▶ [REQUIRED TASK]: Skip any picture you find and retype all the remaining lines exactly.

╭─ DATA SUPPLIED

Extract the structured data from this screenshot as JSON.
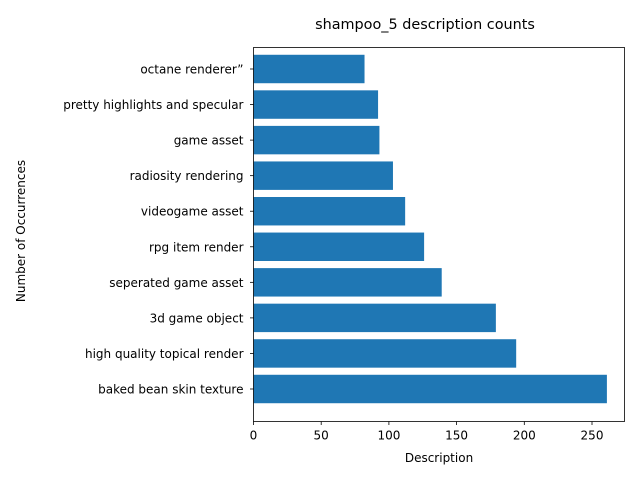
{
  "chart_data": {
    "type": "bar",
    "orientation": "horizontal",
    "title": "shampoo_5 description counts",
    "xlabel": "Description",
    "ylabel": "Number of Occurrences",
    "categories": [
      "baked bean skin texture",
      "high quality topical render",
      "3d game object",
      "seperated game asset",
      "rpg item render",
      "videogame asset",
      "radiosity rendering",
      "game asset",
      "pretty highlights and specular",
      "octane renderer”"
    ],
    "values": [
      261,
      194,
      179,
      139,
      126,
      112,
      103,
      93,
      92,
      82
    ],
    "xlim": [
      0,
      274
    ],
    "xticks": [
      0,
      50,
      100,
      150,
      200,
      250
    ],
    "bar_color": "#1f77b4",
    "grid": false
  }
}
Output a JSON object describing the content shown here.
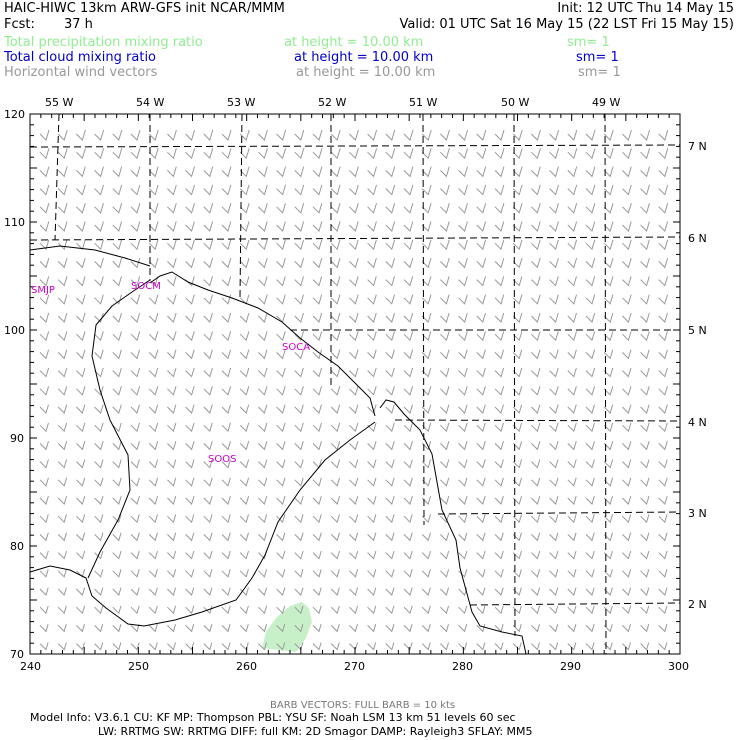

╰─

▶ [COMPLETE OUTPUT]:
Extract the structured data from this screenshot as JSON.
{
  "chart_data": {
    "type": "bar",
    "orientation": "horizontal",
    "title": "shampoo_5 description counts",
    "xlabel": "Description",
    "ylabel": "Number of Occurrences",
    "categories": [
      "baked bean skin texture",
      "high quality topical render",
      "3d game object",
      "seperated game asset",
      "rpg item render",
      "videogame asset",
      "radiosity rendering",
      "game asset",
      "pretty highlights and specular",
      "octane renderer”"
    ],
    "values": [
      261,
      194,
      179,
      139,
      126,
      112,
      103,
      93,
      92,
      82
    ],
    "xlim": [
      0,
      274
    ],
    "xticks": [
      0,
      50,
      100,
      150,
      200,
      250
    ],
    "bar_color": "#1f77b4",
    "grid": false
  }
}
Output a JSON object describing the content shown here.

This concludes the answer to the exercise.